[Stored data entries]
+ + + + + + +

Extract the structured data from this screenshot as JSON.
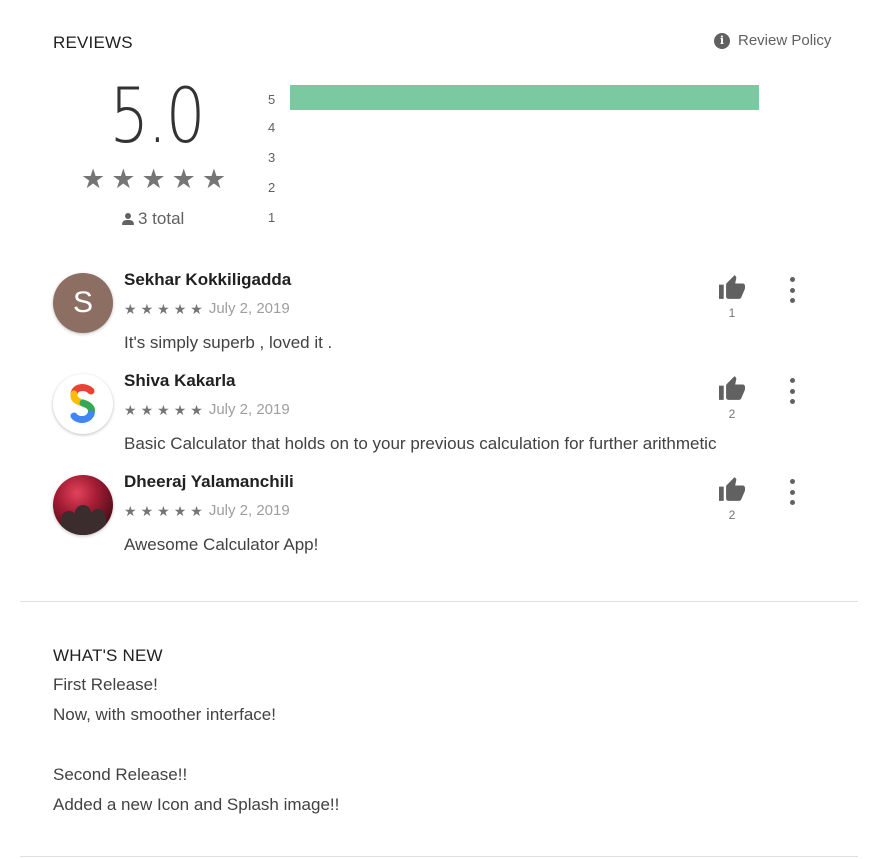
{
  "reviews_section": {
    "title": "REVIEWS",
    "policy_link": "Review Policy",
    "policy_icon": "info-icon",
    "score": "5.0",
    "total": "3 total",
    "histogram": [
      {
        "label": "5",
        "fraction": 1.0
      },
      {
        "label": "4",
        "fraction": 0
      },
      {
        "label": "3",
        "fraction": 0
      },
      {
        "label": "2",
        "fraction": 0
      },
      {
        "label": "1",
        "fraction": 0
      }
    ],
    "histogram_color": "#7bc9a1",
    "rating_stars": 5
  },
  "reviews": [
    {
      "name": "Sekhar Kokkiligadda",
      "date": "July 2, 2019",
      "stars": 5,
      "text": "It's simply superb , loved it .",
      "likes": "1",
      "avatar": "S"
    },
    {
      "name": "Shiva Kakarla",
      "date": "July 2, 2019",
      "stars": 5,
      "text": "Basic Calculator that holds on to your previous calculation for further arithmetic",
      "likes": "2",
      "avatar": "google-logo"
    },
    {
      "name": "Dheeraj Yalamanchili",
      "date": "July 2, 2019",
      "stars": 5,
      "text": "Awesome Calculator App!",
      "likes": "2",
      "avatar": "photo"
    }
  ],
  "whats_new": {
    "title": "WHAT'S NEW",
    "lines": [
      "First Release!",
      "Now, with smoother interface!",
      "",
      "Second Release!!",
      "Added a new Icon and Splash image!!"
    ]
  }
}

+ + + + + + +

> [EXERCISE] Skipping the pictures, transcribe each line above exactly as it appears.

> [WRITTEN ANSWER]
Extract the structured data from this screenshot as JSON.
{
  "reviews_section": {
    "title": "REVIEWS",
    "policy_link": "Review Policy",
    "policy_icon": "info-icon",
    "score": "5.0",
    "total": "3 total",
    "histogram": [
      {
        "label": "5",
        "fraction": 1.0
      },
      {
        "label": "4",
        "fraction": 0
      },
      {
        "label": "3",
        "fraction": 0
      },
      {
        "label": "2",
        "fraction": 0
      },
      {
        "label": "1",
        "fraction": 0
      }
    ],
    "histogram_color": "#7bc9a1",
    "rating_stars": 5
  },
  "reviews": [
    {
      "name": "Sekhar Kokkiligadda",
      "date": "July 2, 2019",
      "stars": 5,
      "text": "It's simply superb , loved it .",
      "likes": "1",
      "avatar": "S"
    },
    {
      "name": "Shiva Kakarla",
      "date": "July 2, 2019",
      "stars": 5,
      "text": "Basic Calculator that holds on to your previous calculation for further arithmetic",
      "likes": "2",
      "avatar": "google-logo"
    },
    {
      "name": "Dheeraj Yalamanchili",
      "date": "July 2, 2019",
      "stars": 5,
      "text": "Awesome Calculator App!",
      "likes": "2",
      "avatar": "photo"
    }
  ],
  "whats_new": {
    "title": "WHAT'S NEW",
    "lines": [
      "First Release!",
      "Now, with smoother interface!",
      "",
      "Second Release!!",
      "Added a new Icon and Splash image!!"
    ]
  }
}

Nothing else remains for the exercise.